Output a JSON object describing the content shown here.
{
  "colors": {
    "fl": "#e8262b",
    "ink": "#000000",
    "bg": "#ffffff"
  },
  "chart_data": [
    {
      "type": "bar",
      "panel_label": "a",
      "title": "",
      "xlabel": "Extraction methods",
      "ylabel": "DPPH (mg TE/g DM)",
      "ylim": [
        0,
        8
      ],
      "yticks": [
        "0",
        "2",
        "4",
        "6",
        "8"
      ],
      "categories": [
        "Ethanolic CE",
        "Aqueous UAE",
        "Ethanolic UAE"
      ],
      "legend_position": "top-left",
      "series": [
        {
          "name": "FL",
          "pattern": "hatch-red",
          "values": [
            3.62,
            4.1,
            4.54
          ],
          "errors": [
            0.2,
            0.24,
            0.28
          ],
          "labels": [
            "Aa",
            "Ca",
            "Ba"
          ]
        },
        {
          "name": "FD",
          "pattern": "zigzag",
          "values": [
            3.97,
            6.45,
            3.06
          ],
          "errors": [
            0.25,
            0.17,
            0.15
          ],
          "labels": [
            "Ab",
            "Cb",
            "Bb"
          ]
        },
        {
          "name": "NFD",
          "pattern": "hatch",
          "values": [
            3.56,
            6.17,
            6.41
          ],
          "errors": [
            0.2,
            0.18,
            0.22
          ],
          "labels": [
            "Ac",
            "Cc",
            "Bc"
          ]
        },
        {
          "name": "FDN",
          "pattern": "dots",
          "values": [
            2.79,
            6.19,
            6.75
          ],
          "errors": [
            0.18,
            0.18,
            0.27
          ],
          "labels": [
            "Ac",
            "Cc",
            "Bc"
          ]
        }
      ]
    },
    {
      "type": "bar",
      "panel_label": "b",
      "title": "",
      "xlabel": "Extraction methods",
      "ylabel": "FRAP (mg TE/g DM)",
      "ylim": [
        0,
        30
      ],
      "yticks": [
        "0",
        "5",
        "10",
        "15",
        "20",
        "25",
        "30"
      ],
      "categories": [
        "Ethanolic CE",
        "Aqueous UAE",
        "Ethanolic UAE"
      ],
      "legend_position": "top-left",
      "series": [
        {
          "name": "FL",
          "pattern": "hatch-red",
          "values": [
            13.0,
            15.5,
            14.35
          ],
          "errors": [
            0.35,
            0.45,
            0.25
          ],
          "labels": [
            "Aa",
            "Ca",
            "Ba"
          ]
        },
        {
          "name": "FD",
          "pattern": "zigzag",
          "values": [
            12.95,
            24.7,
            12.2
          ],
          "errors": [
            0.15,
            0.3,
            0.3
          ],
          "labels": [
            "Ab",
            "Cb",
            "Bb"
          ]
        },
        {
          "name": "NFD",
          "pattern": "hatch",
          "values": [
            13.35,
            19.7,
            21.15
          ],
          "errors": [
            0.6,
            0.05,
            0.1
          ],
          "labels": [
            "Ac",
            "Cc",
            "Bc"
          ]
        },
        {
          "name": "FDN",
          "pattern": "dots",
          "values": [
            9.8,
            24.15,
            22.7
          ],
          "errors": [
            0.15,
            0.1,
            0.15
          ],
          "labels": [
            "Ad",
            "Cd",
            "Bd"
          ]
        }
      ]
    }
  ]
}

-=-=-=-=-

PROBLEM TO WORK ON
Above are the records; copy every line in them that holds the word "ylabel".

RESULT
      "ylabel": "DPPH (mg TE/g DM)",
      "ylabel": "FRAP (mg TE/g DM)",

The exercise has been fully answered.